→ **TASK**
Return each line of the records holding the string "English".
····················
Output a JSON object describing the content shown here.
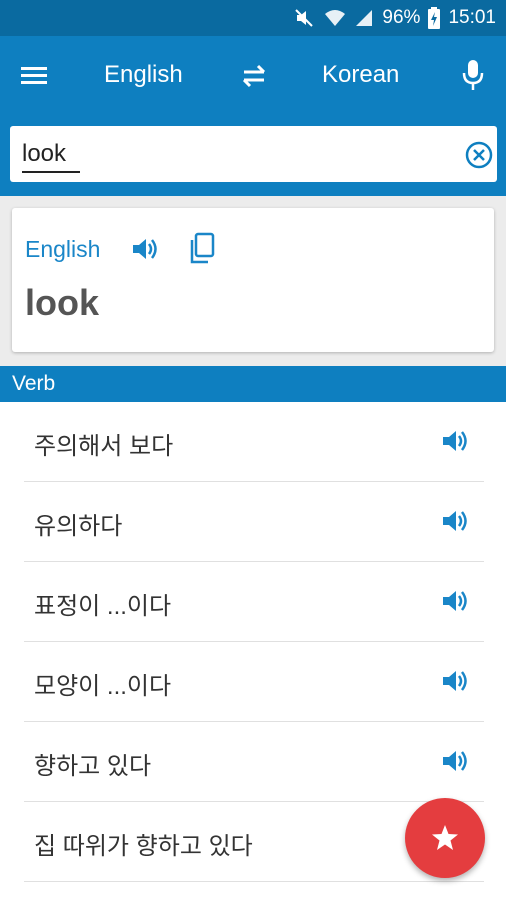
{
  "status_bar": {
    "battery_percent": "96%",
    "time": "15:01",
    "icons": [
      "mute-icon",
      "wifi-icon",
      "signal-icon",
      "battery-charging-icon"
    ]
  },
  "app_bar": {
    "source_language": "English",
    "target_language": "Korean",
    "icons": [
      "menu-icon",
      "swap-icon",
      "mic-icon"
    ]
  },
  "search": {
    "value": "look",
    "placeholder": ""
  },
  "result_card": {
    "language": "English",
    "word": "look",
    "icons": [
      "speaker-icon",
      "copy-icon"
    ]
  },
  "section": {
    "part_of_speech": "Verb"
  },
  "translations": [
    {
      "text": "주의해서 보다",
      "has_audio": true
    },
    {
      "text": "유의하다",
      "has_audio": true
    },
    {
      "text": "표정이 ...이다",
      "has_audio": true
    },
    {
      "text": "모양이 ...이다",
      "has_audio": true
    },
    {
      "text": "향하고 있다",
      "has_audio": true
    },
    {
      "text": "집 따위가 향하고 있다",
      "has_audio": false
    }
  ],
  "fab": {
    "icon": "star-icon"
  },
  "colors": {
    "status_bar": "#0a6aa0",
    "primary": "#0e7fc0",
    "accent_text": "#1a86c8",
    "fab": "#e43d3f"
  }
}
····················
→ **FULL SOLUTION**
    "source_language": "English",
    "language": "English",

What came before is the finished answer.